Stored data:
────────────────────

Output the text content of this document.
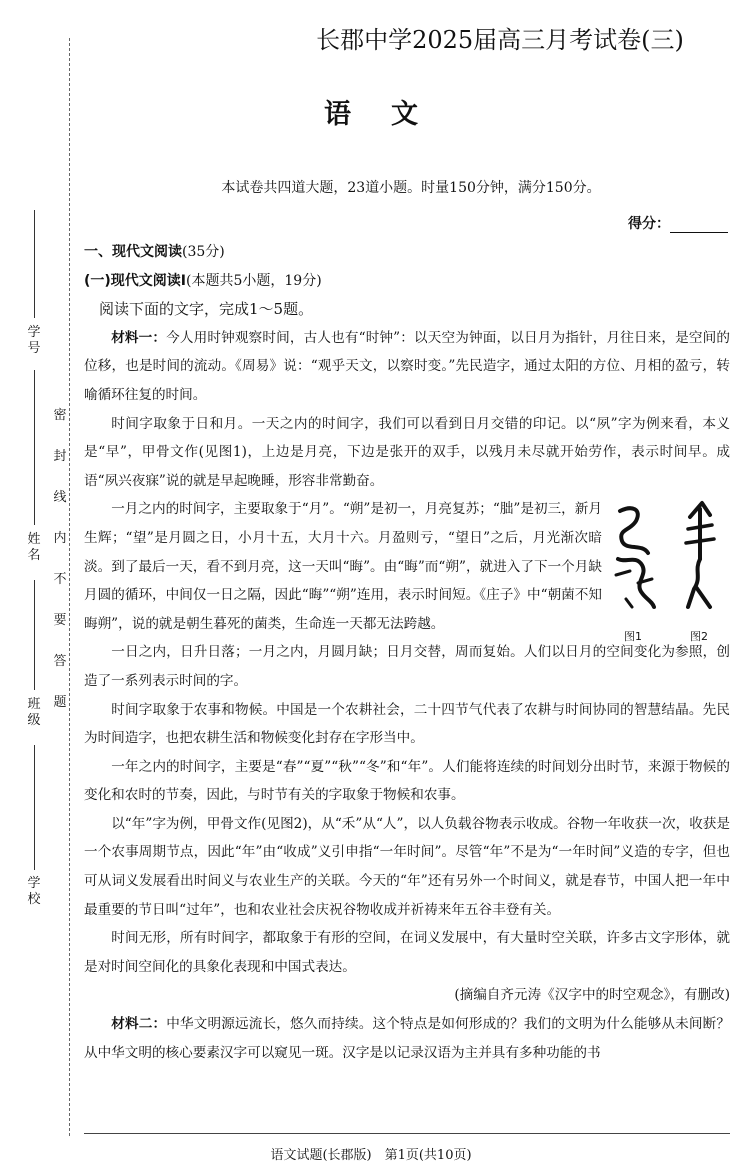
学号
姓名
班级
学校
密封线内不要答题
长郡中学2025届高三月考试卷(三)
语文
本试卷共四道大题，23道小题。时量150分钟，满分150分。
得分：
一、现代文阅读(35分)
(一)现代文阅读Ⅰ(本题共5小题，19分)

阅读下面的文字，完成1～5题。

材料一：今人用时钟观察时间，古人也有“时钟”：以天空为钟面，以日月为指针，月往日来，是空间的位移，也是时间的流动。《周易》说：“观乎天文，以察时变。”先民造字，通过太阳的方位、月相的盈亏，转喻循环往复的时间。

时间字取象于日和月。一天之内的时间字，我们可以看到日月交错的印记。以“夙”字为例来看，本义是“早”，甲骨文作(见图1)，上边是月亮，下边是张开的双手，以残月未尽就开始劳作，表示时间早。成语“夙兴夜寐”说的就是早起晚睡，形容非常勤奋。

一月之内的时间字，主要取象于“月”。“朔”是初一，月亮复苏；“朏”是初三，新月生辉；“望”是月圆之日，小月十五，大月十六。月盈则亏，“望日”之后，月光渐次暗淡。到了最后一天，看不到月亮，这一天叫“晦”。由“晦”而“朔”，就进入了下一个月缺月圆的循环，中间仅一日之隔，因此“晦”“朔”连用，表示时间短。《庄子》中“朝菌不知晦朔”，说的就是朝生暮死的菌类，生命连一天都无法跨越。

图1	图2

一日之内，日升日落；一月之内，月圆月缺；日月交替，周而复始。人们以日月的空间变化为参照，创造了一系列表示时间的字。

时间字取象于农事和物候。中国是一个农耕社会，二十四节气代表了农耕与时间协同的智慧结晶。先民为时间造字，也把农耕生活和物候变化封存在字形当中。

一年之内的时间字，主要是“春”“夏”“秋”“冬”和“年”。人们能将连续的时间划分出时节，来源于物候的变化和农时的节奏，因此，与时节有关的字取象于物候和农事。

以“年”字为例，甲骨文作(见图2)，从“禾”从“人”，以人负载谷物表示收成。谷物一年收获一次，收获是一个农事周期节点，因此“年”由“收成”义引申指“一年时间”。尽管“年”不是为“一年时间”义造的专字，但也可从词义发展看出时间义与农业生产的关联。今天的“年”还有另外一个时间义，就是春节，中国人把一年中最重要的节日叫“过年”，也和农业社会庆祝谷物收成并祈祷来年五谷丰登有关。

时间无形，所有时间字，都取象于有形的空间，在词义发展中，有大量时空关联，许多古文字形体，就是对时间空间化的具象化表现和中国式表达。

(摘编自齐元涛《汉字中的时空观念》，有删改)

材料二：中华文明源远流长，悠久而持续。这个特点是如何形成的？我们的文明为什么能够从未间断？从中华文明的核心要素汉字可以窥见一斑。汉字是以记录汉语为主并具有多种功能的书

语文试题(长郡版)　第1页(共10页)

────────────────────

* _THE PROBLEM_:
Report all lines of the data that include the word "甲骨文作".

* _SOLVED PROBLEM_:
时间字取象于日和月。一天之内的时间字，我们可以看到日月交错的印记。以“夙”字为例来看，本义是“早”，甲骨文作(见图1)，上边是月亮，下边是张开的双手，以残月未尽就开始劳作，表示时间早。成语“夙兴夜寐”说的就是早起晚睡，形容非常勤奋。
以“年”字为例，甲骨文作(见图2)，从“禾”从“人”，以人负载谷物表示收成。谷物一年收获一次，收获是一个农事周期节点，因此“年”由“收成”义引申指“一年时间”。尽管“年”不是为“一年时间”义造的专字，但也可从词义发展看出时间义与农业生产的关联。今天的“年”还有另外一个时间义，就是春节，中国人把一年中最重要的节日叫“过年”，也和农业社会庆祝谷物收成并祈祷来年五谷丰登有关。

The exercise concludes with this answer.